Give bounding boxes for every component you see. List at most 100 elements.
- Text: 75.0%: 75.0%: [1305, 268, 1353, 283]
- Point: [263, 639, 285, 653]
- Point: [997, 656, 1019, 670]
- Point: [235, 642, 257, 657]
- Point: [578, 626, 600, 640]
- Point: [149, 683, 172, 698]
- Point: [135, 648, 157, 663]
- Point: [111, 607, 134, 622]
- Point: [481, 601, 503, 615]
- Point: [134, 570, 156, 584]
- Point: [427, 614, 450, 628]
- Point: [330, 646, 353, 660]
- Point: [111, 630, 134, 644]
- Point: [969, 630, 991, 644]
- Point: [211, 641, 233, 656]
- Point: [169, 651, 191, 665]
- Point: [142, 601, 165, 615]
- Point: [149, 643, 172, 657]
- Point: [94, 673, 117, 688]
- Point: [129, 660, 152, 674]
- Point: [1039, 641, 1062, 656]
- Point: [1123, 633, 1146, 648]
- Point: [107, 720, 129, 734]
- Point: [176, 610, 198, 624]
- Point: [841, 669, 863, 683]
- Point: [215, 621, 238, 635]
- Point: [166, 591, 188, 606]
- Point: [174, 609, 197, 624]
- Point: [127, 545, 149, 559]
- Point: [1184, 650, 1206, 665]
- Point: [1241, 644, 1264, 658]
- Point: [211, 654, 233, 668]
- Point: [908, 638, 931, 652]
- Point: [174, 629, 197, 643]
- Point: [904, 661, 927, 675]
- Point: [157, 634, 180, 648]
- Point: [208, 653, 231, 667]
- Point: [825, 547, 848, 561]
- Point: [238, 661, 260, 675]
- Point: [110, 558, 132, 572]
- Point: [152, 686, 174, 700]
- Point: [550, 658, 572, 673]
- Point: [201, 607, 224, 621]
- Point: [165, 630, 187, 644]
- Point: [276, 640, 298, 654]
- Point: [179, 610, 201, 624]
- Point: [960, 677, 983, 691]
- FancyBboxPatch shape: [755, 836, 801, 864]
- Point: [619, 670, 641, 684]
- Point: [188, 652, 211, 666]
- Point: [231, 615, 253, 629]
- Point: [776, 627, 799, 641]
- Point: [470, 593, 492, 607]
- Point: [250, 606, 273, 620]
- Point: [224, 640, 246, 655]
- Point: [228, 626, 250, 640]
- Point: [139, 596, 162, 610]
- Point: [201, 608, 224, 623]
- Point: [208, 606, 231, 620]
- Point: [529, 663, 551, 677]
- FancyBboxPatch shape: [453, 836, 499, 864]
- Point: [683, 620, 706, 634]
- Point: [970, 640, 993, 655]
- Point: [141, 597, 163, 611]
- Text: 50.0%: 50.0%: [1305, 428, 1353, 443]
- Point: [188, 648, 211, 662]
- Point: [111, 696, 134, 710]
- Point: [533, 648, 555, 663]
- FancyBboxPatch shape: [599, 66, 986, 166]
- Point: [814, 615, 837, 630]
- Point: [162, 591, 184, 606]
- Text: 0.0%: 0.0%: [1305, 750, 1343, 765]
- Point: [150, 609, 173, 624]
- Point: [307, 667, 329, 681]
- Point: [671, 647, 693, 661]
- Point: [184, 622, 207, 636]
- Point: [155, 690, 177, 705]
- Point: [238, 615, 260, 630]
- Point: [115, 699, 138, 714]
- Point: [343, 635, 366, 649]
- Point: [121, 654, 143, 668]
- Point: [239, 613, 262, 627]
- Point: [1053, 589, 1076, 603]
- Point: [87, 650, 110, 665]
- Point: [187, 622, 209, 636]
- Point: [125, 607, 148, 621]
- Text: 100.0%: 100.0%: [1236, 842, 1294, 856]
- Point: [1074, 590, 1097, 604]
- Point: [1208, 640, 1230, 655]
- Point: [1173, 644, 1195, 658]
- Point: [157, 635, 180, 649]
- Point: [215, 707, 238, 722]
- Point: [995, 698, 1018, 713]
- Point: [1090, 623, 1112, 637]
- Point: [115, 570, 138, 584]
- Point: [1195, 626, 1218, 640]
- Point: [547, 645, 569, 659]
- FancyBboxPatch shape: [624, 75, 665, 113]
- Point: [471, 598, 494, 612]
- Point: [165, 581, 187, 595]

### DIRECTIONS:
Turn every line of the data above into a JSON list of strings, one string per line, and skip any blank lines.

### FINISHED EXERCISE:
[
  "Give bounding boxes for every component you see. List at most 100 elements.",
  "- Text: 75.0%: 75.0%: [1305, 268, 1353, 283]",
  "- Point: [263, 639, 285, 653]",
  "- Point: [997, 656, 1019, 670]",
  "- Point: [235, 642, 257, 657]",
  "- Point: [578, 626, 600, 640]",
  "- Point: [149, 683, 172, 698]",
  "- Point: [135, 648, 157, 663]",
  "- Point: [111, 607, 134, 622]",
  "- Point: [481, 601, 503, 615]",
  "- Point: [134, 570, 156, 584]",
  "- Point: [427, 614, 450, 628]",
  "- Point: [330, 646, 353, 660]",
  "- Point: [111, 630, 134, 644]",
  "- Point: [969, 630, 991, 644]",
  "- Point: [211, 641, 233, 656]",
  "- Point: [169, 651, 191, 665]",
  "- Point: [142, 601, 165, 615]",
  "- Point: [149, 643, 172, 657]",
  "- Point: [94, 673, 117, 688]",
  "- Point: [129, 660, 152, 674]",
  "- Point: [1039, 641, 1062, 656]",
  "- Point: [1123, 633, 1146, 648]",
  "- Point: [107, 720, 129, 734]",
  "- Point: [176, 610, 198, 624]",
  "- Point: [841, 669, 863, 683]",
  "- Point: [215, 621, 238, 635]",
  "- Point: [166, 591, 188, 606]",
  "- Point: [174, 609, 197, 624]",
  "- Point: [127, 545, 149, 559]",
  "- Point: [1184, 650, 1206, 665]",
  "- Point: [1241, 644, 1264, 658]",
  "- Point: [211, 654, 233, 668]",
  "- Point: [908, 638, 931, 652]",
  "- Point: [174, 629, 197, 643]",
  "- Point: [904, 661, 927, 675]",
  "- Point: [157, 634, 180, 648]",
  "- Point: [208, 653, 231, 667]",
  "- Point: [825, 547, 848, 561]",
  "- Point: [238, 661, 260, 675]",
  "- Point: [110, 558, 132, 572]",
  "- Point: [152, 686, 174, 700]",
  "- Point: [550, 658, 572, 673]",
  "- Point: [201, 607, 224, 621]",
  "- Point: [165, 630, 187, 644]",
  "- Point: [276, 640, 298, 654]",
  "- Point: [179, 610, 201, 624]",
  "- Point: [960, 677, 983, 691]",
  "- FancyBboxPatch shape: [755, 836, 801, 864]",
  "- Point: [619, 670, 641, 684]",
  "- Point: [188, 652, 211, 666]",
  "- Point: [231, 615, 253, 629]",
  "- Point: [776, 627, 799, 641]",
  "- Point: [470, 593, 492, 607]",
  "- Point: [250, 606, 273, 620]",
  "- Point: [224, 640, 246, 655]",
  "- Point: [228, 626, 250, 640]",
  "- Point: [139, 596, 162, 610]",
  "- Point: [201, 608, 224, 623]",
  "- Point: [208, 606, 231, 620]",
  "- Point: [529, 663, 551, 677]",
  "- FancyBboxPatch shape: [453, 836, 499, 864]",
  "- Point: [683, 620, 706, 634]",
  "- Point: [970, 640, 993, 655]",
  "- Point: [141, 597, 163, 611]",
  "- Text: 50.0%: 50.0%: [1305, 428, 1353, 443]",
  "- Point: [188, 648, 211, 662]",
  "- Point: [111, 696, 134, 710]",
  "- Point: [533, 648, 555, 663]",
  "- FancyBboxPatch shape: [599, 66, 986, 166]",
  "- Point: [814, 615, 837, 630]",
  "- Point: [162, 591, 184, 606]",
  "- Text: 0.0%: 0.0%: [1305, 750, 1343, 765]",
  "- Point: [150, 609, 173, 624]",
  "- Point: [307, 667, 329, 681]",
  "- Point: [671, 647, 693, 661]",
  "- Point: [184, 622, 207, 636]",
  "- Point: [155, 690, 177, 705]",
  "- Point: [238, 615, 260, 630]",
  "- Point: [115, 699, 138, 714]",
  "- Point: [343, 635, 366, 649]",
  "- Point: [121, 654, 143, 668]",
  "- Point: [239, 613, 262, 627]",
  "- Point: [1053, 589, 1076, 603]",
  "- Point: [87, 650, 110, 665]",
  "- Point: [187, 622, 209, 636]",
  "- Point: [125, 607, 148, 621]",
  "- Text: 100.0%: 100.0%: [1236, 842, 1294, 856]",
  "- Point: [1074, 590, 1097, 604]",
  "- Point: [1208, 640, 1230, 655]",
  "- Point: [1173, 644, 1195, 658]",
  "- Point: [157, 635, 180, 649]",
  "- Point: [215, 707, 238, 722]",
  "- Point: [995, 698, 1018, 713]",
  "- Point: [1090, 623, 1112, 637]",
  "- Point: [115, 570, 138, 584]",
  "- Point: [1195, 626, 1218, 640]",
  "- Point: [547, 645, 569, 659]",
  "- FancyBboxPatch shape: [624, 75, 665, 113]",
  "- Point: [471, 598, 494, 612]",
  "- Point: [165, 581, 187, 595]"
]